Recorded data
▬▬▬▬▬▬
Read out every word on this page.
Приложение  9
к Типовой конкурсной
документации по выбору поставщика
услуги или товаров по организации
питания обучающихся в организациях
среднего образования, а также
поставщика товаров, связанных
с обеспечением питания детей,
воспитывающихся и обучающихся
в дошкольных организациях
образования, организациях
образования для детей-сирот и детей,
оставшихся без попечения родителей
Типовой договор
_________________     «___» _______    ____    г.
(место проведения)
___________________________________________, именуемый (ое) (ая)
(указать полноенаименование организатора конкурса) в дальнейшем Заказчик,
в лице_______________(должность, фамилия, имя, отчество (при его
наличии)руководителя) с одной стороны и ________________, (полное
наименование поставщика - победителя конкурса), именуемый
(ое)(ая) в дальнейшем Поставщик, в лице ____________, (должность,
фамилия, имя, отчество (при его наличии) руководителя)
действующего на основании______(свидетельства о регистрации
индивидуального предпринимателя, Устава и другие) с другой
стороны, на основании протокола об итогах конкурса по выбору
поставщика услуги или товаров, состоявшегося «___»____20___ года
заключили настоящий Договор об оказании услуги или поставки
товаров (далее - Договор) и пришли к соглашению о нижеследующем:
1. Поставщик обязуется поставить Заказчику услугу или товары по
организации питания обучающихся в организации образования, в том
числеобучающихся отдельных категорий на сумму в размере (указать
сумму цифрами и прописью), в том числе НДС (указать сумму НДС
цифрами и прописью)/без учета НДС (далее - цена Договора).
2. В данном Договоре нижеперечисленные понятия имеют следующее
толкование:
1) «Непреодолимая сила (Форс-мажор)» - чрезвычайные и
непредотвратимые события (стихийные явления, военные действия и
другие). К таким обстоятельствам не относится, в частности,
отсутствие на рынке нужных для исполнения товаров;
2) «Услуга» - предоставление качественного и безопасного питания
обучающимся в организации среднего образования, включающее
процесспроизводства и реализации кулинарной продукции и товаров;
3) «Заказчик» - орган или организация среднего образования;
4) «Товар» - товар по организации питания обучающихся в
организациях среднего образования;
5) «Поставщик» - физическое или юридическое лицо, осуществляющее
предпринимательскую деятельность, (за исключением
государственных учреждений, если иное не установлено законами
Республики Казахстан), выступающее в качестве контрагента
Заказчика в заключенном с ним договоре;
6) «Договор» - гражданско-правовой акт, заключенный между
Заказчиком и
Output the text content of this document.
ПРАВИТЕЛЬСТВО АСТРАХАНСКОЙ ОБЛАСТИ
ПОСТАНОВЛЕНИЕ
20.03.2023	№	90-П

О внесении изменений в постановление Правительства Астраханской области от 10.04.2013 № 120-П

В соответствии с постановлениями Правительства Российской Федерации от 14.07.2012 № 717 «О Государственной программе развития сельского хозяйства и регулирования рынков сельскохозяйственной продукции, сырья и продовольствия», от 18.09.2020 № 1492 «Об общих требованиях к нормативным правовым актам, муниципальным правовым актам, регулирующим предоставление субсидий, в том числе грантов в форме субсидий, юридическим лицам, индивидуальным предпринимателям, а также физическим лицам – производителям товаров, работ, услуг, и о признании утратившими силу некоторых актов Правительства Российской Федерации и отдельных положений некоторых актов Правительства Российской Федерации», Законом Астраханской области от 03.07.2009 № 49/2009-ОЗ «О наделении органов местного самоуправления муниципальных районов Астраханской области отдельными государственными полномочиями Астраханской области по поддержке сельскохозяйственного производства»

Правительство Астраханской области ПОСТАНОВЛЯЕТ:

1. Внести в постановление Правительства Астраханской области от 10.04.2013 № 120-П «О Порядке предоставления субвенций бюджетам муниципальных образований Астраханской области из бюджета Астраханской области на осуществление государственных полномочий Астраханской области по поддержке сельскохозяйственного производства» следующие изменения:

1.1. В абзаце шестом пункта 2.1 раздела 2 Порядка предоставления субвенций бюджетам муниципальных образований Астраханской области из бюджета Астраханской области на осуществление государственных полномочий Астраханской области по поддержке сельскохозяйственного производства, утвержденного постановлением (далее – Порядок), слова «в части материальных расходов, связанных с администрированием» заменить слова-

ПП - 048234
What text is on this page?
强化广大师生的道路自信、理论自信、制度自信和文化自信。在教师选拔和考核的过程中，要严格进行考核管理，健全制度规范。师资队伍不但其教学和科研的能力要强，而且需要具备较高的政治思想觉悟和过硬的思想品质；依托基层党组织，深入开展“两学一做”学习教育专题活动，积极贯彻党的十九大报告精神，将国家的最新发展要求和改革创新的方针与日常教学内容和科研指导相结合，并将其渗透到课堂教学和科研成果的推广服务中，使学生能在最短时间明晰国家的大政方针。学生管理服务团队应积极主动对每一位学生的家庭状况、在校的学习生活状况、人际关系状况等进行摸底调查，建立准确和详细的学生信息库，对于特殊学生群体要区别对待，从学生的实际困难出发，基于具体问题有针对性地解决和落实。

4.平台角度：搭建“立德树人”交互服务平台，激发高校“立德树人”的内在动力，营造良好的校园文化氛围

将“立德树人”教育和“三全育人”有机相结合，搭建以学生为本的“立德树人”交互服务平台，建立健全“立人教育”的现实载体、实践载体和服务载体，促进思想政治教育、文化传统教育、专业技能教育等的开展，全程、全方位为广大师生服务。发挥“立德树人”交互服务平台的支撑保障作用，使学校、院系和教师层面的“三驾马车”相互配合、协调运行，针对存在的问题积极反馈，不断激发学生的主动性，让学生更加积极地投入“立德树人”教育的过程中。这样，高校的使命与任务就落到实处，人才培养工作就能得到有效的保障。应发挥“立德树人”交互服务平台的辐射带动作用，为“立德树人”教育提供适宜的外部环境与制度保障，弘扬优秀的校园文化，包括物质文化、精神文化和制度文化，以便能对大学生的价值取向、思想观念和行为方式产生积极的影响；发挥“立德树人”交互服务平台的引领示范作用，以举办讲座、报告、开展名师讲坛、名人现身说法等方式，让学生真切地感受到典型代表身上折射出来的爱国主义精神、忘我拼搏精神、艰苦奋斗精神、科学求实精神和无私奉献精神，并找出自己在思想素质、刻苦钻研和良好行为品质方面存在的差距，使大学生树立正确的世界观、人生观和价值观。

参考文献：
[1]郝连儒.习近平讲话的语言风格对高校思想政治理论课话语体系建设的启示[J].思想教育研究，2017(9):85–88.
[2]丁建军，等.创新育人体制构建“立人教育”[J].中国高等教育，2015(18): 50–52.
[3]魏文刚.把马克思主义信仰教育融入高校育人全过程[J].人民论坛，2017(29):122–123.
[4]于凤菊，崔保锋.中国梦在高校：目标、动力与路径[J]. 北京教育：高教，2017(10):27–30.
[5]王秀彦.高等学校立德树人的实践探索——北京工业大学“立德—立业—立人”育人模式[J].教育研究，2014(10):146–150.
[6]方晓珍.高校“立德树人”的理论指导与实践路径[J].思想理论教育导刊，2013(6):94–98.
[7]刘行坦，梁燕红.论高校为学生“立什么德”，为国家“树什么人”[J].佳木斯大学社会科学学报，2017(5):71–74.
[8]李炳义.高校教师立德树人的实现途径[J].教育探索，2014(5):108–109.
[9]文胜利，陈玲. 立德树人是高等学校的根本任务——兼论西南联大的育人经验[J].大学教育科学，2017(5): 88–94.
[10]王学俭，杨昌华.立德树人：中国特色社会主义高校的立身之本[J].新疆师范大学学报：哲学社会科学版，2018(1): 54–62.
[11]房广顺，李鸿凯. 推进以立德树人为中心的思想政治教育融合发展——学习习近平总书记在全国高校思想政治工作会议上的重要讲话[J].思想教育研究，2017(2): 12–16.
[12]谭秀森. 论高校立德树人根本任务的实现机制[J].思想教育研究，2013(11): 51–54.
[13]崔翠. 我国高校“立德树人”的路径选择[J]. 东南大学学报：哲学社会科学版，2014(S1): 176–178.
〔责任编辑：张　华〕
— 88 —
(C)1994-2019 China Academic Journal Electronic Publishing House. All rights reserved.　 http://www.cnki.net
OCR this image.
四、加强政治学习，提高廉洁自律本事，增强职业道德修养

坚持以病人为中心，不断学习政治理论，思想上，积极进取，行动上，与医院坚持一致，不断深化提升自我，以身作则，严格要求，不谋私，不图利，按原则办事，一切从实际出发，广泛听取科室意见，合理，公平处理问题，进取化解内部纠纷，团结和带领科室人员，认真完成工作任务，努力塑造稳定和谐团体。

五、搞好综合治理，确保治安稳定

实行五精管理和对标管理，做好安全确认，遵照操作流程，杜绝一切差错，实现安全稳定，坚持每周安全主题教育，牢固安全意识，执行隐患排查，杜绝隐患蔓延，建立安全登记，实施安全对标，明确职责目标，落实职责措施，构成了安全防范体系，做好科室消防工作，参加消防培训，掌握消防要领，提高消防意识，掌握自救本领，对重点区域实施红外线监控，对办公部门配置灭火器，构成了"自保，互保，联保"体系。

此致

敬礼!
▬▬▬▬▬▬
Repeat, character for character, the lines from the one that holds "OCR this image." to the final line of the material, inclusive, and no other lines.

◆ Exercise result ◆
OCR this image.
四、加强政治学习，提高廉洁自律本事，增强职业道德修养

坚持以病人为中心，不断学习政治理论，思想上，积极进取，行动上，与医院坚持一致，不断深化提升自我，以身作则，严格要求，不谋私，不图利，按原则办事，一切从实际出发，广泛听取科室意见，合理，公平处理问题，进取化解内部纠纷，团结和带领科室人员，认真完成工作任务，努力塑造稳定和谐团体。

五、搞好综合治理，确保治安稳定

实行五精管理和对标管理，做好安全确认，遵照操作流程，杜绝一切差错，实现安全稳定，坚持每周安全主题教育，牢固安全意识，执行隐患排查，杜绝隐患蔓延，建立安全登记，实施安全对标，明确职责目标，落实职责措施，构成了安全防范体系，做好科室消防工作，参加消防培训，掌握消防要领，提高消防意识，掌握自救本领，对重点区域实施红外线监控，对办公部门配置灭火器，构成了"自保，互保，联保"体系。

此致

敬礼!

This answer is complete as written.